Exercise prompt:
Every line below that holds the string "individuals" should be copied out.

Extracted data entries:
+++
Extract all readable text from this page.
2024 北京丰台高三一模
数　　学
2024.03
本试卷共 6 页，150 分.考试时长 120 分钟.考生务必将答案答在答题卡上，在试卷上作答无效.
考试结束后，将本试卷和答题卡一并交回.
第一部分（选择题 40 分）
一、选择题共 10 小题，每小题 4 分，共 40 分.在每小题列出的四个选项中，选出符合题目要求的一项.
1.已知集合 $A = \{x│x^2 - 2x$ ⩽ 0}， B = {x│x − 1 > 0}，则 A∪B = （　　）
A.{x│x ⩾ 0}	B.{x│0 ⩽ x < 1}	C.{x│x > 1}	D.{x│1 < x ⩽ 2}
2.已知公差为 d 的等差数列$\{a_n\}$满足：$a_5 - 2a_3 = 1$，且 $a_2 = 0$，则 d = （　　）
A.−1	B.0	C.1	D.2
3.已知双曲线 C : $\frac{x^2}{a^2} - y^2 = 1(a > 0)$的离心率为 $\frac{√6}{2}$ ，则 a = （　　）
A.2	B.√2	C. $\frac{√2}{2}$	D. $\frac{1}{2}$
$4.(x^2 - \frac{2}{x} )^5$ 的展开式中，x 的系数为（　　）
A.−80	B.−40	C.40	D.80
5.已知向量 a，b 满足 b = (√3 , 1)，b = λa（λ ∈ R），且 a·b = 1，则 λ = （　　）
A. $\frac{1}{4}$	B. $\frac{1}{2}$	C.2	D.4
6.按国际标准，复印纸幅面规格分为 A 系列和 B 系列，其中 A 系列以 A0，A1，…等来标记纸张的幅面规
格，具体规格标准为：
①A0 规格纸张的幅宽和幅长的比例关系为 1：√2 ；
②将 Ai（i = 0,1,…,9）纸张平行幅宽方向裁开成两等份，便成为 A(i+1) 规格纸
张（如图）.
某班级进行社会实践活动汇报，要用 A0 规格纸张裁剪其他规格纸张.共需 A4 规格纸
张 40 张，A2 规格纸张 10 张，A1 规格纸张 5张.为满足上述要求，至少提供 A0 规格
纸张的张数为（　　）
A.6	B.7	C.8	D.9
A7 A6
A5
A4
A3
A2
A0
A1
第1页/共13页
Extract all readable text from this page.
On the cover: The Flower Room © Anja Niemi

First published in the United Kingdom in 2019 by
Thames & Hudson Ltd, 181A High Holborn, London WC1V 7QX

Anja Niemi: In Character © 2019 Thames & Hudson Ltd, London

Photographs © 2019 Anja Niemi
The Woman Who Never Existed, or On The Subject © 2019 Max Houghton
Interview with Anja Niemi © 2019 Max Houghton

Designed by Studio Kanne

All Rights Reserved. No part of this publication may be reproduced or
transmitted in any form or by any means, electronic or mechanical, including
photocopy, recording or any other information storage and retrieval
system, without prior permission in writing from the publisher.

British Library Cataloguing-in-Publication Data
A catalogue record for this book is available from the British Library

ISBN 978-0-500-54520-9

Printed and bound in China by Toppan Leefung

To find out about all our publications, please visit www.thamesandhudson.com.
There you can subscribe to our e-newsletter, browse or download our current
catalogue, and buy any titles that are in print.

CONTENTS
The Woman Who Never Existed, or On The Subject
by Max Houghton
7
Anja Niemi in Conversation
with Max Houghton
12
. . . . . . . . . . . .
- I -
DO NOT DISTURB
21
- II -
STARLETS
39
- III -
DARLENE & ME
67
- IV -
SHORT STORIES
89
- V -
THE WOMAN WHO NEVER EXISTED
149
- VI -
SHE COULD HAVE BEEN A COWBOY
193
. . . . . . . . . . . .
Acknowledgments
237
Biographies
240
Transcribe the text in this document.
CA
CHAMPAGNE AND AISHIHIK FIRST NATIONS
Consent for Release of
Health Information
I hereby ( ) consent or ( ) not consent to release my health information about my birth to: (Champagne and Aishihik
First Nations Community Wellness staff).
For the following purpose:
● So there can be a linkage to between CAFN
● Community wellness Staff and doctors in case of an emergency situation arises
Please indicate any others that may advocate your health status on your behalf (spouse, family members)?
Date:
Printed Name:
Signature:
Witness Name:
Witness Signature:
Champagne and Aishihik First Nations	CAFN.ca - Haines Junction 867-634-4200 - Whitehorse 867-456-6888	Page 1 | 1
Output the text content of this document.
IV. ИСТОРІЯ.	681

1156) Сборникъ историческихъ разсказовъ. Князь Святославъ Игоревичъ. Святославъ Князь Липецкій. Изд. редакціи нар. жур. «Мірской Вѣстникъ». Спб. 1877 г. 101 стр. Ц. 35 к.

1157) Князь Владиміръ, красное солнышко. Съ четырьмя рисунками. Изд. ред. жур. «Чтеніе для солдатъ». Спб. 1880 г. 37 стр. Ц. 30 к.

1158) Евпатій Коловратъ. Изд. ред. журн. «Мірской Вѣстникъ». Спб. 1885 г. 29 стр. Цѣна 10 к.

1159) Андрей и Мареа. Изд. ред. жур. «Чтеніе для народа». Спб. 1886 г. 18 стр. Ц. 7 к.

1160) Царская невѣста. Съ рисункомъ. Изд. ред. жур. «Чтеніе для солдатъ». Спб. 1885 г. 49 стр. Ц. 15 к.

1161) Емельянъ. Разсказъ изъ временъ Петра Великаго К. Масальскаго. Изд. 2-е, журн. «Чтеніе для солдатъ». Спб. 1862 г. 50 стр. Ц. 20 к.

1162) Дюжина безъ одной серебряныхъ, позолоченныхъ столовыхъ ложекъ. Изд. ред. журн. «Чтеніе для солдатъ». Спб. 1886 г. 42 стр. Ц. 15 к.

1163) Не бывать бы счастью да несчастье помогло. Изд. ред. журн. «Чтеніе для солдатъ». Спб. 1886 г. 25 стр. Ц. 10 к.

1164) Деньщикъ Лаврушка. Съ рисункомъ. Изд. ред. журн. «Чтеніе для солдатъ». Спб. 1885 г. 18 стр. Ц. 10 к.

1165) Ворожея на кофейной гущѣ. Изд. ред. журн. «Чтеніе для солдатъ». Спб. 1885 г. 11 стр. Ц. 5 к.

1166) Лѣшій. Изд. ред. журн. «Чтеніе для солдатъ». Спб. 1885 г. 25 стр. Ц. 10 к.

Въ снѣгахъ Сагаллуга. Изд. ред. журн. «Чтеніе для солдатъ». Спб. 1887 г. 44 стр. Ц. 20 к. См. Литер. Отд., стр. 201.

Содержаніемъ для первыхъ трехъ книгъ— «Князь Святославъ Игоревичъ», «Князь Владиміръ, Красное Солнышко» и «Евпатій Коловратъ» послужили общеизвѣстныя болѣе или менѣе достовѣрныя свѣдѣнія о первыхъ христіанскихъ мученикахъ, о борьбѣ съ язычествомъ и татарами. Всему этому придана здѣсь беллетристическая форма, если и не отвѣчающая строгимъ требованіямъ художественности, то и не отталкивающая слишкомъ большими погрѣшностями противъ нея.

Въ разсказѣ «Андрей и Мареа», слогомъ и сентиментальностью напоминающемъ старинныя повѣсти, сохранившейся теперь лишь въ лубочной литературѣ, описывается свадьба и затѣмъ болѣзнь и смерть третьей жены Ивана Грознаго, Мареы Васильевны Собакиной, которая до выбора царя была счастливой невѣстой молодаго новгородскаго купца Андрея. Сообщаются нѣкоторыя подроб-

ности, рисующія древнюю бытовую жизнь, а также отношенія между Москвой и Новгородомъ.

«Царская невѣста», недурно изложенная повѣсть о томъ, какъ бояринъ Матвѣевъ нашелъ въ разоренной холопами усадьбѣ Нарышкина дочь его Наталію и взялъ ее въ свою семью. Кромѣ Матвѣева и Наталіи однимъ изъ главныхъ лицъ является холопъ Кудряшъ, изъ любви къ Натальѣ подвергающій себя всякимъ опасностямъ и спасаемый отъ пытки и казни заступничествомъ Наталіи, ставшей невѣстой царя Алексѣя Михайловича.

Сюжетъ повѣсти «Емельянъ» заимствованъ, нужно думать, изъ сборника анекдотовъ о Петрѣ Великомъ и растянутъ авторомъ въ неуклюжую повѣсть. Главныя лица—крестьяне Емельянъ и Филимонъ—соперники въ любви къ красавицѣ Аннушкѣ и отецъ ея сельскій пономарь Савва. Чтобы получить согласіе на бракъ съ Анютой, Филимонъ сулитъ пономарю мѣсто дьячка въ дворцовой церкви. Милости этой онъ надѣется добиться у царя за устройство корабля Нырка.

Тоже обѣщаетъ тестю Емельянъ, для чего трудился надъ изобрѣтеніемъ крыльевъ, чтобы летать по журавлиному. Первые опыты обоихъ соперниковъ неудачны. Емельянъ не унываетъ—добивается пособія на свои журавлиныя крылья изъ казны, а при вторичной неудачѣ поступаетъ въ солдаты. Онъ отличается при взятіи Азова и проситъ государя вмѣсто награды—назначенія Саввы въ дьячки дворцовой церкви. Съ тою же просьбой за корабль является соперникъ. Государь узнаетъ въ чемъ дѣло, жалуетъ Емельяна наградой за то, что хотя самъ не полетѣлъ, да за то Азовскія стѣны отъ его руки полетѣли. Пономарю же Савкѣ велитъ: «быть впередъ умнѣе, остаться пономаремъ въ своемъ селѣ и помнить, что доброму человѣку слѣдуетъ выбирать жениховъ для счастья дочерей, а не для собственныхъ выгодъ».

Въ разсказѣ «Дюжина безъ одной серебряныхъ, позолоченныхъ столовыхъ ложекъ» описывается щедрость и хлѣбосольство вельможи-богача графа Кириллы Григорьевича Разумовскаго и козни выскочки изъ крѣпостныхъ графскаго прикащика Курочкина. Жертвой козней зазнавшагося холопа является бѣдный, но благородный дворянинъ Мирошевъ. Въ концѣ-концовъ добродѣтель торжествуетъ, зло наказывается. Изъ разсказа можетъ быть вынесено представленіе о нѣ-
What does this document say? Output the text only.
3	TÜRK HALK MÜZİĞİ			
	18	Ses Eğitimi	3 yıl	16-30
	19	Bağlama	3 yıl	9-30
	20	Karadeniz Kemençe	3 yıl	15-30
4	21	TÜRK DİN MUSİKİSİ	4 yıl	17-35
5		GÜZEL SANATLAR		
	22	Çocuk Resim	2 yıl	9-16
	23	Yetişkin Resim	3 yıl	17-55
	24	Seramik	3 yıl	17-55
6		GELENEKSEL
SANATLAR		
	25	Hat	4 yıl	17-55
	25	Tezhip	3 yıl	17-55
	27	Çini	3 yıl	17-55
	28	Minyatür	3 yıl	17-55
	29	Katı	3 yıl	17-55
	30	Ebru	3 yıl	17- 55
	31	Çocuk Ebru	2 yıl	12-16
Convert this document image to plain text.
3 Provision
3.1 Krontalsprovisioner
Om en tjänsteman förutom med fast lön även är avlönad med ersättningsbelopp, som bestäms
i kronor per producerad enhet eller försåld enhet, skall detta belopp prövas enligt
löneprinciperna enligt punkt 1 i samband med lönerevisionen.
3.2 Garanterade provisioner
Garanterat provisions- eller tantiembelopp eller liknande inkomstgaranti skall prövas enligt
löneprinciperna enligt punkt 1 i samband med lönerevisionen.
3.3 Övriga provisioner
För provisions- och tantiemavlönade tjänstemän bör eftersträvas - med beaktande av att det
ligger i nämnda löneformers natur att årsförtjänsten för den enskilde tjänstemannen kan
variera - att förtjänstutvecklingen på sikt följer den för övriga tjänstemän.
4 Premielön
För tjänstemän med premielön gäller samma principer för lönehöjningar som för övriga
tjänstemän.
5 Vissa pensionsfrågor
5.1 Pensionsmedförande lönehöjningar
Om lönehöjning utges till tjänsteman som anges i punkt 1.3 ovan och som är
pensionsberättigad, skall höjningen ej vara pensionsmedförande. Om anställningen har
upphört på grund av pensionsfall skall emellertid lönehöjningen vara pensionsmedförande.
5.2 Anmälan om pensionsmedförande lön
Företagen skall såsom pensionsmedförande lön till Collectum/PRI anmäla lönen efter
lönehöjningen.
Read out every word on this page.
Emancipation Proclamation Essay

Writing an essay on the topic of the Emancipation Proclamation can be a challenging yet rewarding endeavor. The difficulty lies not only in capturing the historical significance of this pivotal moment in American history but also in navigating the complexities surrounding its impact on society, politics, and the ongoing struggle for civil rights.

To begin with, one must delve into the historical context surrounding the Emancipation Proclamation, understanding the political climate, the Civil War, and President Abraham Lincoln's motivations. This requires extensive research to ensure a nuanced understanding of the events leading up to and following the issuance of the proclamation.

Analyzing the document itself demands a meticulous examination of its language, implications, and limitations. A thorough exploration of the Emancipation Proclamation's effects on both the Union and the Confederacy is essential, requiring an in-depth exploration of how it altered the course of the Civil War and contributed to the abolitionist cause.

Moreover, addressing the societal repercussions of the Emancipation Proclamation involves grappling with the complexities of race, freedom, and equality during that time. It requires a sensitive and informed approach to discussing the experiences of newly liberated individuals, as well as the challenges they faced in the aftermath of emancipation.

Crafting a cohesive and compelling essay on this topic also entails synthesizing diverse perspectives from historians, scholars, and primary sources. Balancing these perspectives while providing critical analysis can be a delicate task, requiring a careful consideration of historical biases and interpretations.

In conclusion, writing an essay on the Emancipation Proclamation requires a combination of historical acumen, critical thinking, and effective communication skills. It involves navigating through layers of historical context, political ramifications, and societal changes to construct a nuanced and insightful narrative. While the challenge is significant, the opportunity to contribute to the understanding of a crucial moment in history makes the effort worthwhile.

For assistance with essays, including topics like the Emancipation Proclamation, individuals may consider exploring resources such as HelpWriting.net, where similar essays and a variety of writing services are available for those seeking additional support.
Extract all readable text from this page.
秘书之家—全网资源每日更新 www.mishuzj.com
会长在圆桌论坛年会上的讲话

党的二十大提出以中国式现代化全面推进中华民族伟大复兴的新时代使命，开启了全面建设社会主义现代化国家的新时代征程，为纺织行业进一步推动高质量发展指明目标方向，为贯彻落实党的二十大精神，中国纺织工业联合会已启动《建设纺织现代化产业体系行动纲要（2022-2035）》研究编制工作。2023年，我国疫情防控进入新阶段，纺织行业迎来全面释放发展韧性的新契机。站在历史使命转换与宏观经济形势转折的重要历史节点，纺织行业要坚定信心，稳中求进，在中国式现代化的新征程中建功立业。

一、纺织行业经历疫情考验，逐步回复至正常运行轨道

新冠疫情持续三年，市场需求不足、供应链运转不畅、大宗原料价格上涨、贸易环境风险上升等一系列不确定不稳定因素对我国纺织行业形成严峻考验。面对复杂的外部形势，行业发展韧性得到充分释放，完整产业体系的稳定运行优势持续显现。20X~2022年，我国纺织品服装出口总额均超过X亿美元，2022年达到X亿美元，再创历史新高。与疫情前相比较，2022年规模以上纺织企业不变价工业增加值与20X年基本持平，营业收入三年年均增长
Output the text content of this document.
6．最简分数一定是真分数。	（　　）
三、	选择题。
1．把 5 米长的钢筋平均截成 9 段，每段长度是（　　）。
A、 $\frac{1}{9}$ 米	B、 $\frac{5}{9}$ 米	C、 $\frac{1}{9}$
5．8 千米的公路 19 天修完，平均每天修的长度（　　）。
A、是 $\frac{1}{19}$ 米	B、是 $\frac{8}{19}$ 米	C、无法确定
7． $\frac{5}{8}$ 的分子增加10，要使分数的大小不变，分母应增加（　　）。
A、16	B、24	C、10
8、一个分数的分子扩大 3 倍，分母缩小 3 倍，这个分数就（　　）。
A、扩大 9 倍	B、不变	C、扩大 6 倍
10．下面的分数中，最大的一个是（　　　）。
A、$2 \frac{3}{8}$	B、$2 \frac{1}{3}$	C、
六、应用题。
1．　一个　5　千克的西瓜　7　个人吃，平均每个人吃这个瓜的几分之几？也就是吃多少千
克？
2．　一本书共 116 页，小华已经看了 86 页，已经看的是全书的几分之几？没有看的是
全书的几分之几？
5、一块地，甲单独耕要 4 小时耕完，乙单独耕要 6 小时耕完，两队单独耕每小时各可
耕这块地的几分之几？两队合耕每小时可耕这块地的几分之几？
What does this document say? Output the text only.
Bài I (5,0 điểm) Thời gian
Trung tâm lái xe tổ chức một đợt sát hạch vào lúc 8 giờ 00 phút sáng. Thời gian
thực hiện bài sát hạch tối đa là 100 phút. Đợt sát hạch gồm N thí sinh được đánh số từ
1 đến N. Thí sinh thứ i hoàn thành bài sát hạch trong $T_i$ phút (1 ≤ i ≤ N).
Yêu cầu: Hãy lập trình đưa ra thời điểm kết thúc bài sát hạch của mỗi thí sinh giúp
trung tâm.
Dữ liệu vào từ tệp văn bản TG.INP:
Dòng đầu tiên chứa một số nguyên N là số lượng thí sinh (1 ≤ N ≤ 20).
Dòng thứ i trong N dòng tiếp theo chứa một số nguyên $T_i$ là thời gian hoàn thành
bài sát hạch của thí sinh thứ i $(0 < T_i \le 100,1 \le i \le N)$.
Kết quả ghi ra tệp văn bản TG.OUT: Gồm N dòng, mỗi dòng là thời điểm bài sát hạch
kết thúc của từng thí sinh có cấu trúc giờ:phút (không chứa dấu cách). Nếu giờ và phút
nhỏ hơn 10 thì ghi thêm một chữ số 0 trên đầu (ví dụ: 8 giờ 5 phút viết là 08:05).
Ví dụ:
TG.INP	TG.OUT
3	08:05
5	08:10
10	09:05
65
+++
Response to this task:
Moreover, addressing the societal repercussions of the Emancipation Proclamation involves grappling with the complexities of race, freedom, and equality during that time. It requires a sensitive and informed approach to discussing the experiences of newly liberated individuals, as well as the challenges they faced in the aftermath of emancipation.
For assistance with essays, including topics like the Emancipation Proclamation, individuals may consider exploring resources such as HelpWriting.net, where similar essays and a variety of writing services are available for those seeking additional support.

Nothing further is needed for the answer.